▸ Dokumen Sumber:
§ §

"Ini saya dengan berjalannya, waktu akhirnya membuat 7 pipa untuk meluncurkan air dengan berbagai ukuran dari 3 inci, 2 inci, satu setengah dan satu inci. Kemiringannya maksimal 35 derajat, kalau minimal 5 derajat sudah bisa membuat alat ini. Tidak boleh lebih dari 35 derajat, kalau lebih dari itu malah pompa ini tidak berfungsi," lanjutnya.
Dengan ditemukannya alat tersebut, kini 7 RT di RW 5 pun tidak pernah mengalami kekeringan. Ada 280 kepala keluarga yang menghuni.
a bahkan meraih berbagai penghargaan baik itu tingkat Kabupaten, Provinsi sampai Nasional termasuk meraih penghargaan Desa Mandiri Energi tahun 2019 dari Kemristek. Ada satu medali emas yang diraihnya pada tahun 2008 terpaksa dijual untuk membeli lahan milik warga yang digunakan sebagai sumber mata air.
"Saya waktu itu sempat jual medali emas. Kalau tidak salah dapat uang Rp 300 juta untuk pembebasan lahan warga yang digunakan meletakkan alat di dekat sumber mata air," katanya.
Berkat temuannya ini, berbagai wilayah dari Sumatera, ujung pulau jawa bagian timur, serta daerah di Nusa Tenggara Barat (NTB) turut merasakan pompa air hasil karyanya.
Tak cukup sampai disitu, di daerahnya sendiri ia mendirikan Paguyuban Masyarakat Pendamba Air Bersih (PMPAB).

§ §

▸ Data Mentah:
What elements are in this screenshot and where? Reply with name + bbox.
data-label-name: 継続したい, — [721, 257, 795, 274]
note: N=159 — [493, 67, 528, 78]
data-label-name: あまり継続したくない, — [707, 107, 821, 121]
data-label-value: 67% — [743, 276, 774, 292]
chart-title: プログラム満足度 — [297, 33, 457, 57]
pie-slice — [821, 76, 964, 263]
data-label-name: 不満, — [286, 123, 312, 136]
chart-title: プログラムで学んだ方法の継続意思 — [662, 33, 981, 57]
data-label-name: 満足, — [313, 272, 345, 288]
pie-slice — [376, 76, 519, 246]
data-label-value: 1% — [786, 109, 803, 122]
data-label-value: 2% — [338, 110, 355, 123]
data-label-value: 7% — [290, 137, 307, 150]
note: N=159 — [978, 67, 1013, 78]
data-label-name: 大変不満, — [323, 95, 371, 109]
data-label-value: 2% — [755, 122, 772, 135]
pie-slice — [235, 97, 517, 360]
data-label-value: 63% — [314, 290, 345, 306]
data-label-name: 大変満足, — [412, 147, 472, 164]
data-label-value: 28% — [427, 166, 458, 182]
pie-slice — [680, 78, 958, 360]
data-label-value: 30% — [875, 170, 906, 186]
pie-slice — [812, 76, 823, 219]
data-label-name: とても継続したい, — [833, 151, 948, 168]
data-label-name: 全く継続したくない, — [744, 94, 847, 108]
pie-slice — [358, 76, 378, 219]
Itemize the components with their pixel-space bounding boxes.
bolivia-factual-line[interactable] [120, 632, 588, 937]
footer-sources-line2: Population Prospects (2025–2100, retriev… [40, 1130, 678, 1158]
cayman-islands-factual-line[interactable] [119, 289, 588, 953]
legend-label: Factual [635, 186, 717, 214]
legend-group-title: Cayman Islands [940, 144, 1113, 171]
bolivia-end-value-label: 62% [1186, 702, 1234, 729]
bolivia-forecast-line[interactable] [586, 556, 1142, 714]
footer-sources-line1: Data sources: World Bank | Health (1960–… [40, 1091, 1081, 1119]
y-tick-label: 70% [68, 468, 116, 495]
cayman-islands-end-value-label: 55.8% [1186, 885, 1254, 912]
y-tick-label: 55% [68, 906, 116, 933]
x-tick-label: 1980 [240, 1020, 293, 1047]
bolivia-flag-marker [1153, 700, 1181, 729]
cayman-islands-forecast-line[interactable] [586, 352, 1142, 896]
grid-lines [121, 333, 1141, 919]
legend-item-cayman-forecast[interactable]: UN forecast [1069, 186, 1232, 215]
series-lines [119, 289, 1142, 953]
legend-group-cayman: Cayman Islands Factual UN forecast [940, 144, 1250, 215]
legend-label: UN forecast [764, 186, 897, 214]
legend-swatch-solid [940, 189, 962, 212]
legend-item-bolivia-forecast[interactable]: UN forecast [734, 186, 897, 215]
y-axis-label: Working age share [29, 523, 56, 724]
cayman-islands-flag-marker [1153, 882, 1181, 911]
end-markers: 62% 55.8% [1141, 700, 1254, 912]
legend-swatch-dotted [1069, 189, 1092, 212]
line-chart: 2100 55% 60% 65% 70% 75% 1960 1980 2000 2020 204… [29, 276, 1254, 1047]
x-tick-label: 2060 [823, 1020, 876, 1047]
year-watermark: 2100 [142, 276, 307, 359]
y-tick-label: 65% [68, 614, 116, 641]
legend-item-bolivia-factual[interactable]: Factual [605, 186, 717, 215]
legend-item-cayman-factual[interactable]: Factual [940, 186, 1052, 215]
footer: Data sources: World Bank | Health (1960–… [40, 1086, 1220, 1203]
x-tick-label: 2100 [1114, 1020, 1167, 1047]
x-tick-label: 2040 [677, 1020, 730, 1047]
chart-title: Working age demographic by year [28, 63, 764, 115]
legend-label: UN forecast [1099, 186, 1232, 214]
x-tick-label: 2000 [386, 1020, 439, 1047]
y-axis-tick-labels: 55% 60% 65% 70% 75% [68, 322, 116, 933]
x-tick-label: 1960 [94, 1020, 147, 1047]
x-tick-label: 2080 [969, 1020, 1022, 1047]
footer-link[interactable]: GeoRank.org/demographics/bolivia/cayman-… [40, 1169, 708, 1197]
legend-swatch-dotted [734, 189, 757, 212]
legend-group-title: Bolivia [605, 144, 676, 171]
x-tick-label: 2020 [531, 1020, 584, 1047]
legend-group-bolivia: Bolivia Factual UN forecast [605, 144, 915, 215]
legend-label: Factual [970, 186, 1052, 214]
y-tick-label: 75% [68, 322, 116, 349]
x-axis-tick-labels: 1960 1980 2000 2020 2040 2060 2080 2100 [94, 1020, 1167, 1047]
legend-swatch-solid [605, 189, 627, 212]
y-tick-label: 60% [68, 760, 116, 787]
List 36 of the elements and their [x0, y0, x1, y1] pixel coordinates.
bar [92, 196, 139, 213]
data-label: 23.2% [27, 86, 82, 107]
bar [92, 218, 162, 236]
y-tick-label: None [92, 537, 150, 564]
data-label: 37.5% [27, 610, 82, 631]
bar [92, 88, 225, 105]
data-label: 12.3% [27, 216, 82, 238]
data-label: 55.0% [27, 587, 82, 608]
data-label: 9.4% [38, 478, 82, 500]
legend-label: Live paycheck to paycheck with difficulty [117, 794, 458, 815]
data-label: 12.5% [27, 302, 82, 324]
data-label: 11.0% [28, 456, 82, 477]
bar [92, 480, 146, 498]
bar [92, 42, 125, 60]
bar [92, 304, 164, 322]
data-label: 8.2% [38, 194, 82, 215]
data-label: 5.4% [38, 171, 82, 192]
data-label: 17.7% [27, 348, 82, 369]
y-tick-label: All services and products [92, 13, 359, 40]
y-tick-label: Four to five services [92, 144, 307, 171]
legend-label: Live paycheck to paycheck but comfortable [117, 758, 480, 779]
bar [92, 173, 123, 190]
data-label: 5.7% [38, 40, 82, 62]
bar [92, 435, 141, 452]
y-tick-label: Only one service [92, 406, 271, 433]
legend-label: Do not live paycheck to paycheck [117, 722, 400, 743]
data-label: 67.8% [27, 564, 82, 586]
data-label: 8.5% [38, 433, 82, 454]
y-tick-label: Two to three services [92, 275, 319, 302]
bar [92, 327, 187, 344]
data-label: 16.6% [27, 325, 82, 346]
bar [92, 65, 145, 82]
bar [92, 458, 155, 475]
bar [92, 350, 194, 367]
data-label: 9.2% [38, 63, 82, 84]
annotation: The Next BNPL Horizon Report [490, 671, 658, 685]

§ §

▸ Petunjuk Latihan: Menurut dokumen sumber tentang pompa air, berapa kepala keluarga yang menghuni 7 RT di RW 5?

▸ Jawaban Tugas: Ada 280 kepala keluarga.